What to work on. Take every line where the string "obra" appears and copy it.

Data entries
* Begin *

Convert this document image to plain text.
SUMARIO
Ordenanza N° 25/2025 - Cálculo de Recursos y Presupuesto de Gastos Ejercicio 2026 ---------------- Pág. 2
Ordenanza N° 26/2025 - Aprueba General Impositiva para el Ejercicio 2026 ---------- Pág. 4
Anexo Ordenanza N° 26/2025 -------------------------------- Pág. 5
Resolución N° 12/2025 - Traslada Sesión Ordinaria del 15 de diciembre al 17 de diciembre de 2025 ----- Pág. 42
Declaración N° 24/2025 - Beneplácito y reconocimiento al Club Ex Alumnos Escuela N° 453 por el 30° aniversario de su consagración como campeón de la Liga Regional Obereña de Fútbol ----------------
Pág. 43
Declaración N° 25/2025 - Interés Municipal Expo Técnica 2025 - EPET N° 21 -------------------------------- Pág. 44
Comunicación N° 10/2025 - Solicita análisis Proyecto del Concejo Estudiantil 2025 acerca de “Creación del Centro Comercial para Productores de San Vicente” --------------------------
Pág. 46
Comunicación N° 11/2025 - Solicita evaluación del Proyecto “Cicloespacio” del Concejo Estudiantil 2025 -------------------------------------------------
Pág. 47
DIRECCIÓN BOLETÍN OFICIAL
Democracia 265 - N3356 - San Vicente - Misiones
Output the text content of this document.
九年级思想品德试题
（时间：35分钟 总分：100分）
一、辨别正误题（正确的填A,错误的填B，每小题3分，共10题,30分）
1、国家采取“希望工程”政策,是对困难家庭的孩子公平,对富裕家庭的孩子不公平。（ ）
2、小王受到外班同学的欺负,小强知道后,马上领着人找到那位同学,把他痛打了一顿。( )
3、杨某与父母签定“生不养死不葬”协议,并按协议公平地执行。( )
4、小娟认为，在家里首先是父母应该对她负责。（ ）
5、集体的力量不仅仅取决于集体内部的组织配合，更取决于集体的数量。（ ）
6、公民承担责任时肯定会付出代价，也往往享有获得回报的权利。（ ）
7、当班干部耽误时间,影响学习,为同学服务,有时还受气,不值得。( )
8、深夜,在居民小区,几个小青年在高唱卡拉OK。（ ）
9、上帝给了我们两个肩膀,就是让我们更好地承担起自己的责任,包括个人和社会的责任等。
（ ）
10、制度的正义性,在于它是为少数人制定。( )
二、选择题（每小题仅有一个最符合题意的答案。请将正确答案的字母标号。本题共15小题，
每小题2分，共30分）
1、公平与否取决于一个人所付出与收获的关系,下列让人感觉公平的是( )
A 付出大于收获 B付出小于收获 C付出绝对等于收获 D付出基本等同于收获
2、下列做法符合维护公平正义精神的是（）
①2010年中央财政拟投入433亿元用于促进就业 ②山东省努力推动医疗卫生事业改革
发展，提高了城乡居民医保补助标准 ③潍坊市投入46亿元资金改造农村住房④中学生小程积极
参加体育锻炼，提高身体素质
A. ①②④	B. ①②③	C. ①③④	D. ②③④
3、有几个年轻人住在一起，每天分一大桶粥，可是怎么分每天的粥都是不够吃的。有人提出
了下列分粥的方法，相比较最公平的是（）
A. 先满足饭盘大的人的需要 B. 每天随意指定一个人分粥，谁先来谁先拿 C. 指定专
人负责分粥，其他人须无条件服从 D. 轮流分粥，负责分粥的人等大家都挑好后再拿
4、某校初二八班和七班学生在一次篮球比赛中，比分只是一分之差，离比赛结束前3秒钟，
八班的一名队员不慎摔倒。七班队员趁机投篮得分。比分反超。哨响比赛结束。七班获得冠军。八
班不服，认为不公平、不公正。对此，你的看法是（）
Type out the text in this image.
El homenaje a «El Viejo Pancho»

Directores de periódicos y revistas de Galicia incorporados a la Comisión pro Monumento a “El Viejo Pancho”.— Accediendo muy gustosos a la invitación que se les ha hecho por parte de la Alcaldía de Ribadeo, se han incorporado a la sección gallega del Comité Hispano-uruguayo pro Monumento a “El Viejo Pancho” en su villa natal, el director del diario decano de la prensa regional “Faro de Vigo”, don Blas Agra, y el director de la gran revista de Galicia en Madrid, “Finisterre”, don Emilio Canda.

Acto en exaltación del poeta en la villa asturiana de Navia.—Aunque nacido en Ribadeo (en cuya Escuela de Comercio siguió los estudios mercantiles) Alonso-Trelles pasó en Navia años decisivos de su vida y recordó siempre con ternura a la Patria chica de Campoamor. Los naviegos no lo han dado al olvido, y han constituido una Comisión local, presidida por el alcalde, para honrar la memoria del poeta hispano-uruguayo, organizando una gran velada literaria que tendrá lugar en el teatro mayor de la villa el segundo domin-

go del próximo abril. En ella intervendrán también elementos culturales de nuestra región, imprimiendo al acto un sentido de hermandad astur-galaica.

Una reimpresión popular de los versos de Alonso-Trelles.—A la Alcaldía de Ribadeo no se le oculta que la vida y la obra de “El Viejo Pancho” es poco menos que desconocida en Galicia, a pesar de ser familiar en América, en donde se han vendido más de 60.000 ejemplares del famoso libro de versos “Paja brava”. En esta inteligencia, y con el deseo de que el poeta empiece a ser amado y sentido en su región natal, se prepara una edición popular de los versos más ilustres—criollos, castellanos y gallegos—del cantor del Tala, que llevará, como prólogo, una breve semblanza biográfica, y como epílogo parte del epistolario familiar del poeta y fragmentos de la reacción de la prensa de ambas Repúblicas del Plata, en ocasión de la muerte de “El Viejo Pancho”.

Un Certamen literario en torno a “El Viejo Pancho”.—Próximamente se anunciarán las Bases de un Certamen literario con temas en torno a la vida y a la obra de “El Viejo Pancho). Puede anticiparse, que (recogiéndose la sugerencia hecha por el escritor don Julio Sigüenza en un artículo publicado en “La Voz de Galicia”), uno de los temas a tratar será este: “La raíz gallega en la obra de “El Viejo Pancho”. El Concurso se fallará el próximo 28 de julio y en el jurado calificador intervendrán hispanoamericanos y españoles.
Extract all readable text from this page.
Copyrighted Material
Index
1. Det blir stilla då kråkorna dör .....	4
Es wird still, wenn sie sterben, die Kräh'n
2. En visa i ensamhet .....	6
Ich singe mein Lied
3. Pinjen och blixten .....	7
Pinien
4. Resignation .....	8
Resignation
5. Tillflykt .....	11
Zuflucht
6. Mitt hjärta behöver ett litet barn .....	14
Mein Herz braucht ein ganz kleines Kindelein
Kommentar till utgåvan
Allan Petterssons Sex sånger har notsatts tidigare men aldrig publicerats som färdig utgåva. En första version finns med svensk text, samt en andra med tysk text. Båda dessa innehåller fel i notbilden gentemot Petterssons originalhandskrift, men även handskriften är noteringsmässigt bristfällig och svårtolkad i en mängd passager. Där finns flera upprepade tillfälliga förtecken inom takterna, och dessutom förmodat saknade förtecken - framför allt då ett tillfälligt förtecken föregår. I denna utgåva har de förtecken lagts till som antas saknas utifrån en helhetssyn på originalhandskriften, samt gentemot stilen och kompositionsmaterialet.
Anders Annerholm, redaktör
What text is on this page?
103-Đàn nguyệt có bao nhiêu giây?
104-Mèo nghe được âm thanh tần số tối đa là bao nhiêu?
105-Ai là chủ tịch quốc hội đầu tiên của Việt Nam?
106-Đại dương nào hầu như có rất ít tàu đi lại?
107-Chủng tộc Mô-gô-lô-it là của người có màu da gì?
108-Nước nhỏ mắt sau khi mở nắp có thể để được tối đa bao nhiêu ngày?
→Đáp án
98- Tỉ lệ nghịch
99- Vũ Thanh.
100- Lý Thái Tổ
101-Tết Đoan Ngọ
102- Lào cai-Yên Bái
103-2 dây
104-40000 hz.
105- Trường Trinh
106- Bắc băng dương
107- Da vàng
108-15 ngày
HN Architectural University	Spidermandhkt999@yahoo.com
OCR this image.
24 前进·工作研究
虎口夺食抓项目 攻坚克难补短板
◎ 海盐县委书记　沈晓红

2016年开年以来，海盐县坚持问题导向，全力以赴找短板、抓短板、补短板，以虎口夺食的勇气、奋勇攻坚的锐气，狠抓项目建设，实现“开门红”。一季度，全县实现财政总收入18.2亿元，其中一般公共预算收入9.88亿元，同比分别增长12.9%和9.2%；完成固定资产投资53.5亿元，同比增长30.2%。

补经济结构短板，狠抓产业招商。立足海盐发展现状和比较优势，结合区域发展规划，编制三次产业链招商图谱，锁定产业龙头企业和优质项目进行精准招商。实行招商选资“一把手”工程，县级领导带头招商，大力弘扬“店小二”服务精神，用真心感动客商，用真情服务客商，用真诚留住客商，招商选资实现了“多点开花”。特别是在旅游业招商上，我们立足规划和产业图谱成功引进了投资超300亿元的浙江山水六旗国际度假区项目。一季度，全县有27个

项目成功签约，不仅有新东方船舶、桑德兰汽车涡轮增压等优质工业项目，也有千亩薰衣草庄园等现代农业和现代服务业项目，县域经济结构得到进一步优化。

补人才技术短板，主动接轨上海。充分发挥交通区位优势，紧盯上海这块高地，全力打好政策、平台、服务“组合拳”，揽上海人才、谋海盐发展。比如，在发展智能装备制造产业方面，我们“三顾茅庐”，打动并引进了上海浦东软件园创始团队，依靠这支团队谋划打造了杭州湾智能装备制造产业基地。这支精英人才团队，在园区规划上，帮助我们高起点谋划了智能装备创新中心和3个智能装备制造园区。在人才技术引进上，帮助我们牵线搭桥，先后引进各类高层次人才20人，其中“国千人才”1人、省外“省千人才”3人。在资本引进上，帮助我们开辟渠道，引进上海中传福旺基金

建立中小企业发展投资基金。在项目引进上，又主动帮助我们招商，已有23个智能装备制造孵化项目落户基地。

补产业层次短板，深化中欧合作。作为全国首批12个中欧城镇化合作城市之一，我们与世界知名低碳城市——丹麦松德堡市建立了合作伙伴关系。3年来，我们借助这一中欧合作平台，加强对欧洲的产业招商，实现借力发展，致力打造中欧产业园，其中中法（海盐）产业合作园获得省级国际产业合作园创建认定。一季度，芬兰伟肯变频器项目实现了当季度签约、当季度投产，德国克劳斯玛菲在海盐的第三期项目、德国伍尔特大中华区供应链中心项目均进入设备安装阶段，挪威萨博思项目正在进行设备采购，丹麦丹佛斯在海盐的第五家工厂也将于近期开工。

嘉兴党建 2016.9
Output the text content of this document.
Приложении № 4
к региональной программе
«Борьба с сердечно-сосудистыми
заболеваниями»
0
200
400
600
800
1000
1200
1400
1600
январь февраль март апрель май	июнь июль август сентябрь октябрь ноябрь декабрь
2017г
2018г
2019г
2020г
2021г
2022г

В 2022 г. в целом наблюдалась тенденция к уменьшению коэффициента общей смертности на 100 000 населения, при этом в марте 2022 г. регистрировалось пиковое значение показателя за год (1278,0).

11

* End *

Full response.
Una reimpresión popular de los versos de Alonso-Trelles.—A la Alcaldía de Ribadeo no se le oculta que la vida y la obra de “El Viejo Pancho” es poco menos que desconocida en Galicia, a pesar de ser familiar en América, en donde se han vendido más de 60.000 ejemplares del famoso libro de versos “Paja brava”. En esta inteligencia, y con el deseo de que el poeta empiece a ser amado y sentido en su región natal, se prepara una edición popular de los versos más ilustres—criollos, castellanos y gallegos—del cantor del Tala, que llevará, como prólogo, una breve semblanza biográfica, y como epílogo parte del epistolario familiar del poeta y fragmentos de la reacción de la prensa de ambas Repúblicas del Plata, en ocasión de la muerte de “El Viejo Pancho”.
Un Certamen literario en torno a “El Viejo Pancho”.—Próximamente se anunciarán las Bases de un Certamen literario con temas en torno a la vida y a la obra de “El Viejo Pancho). Puede anticiparse, que (recogiéndose la sugerencia hecha por el escritor don Julio Sigüenza en un artículo publicado en “La Voz de Galicia”), uno de los temas a tratar será este: “La raíz gallega en la obra de “El Viejo Pancho”. El Concurso se fallará el próximo 28 de julio y en el jurado calificador intervendrán hispanoamericanos y españoles.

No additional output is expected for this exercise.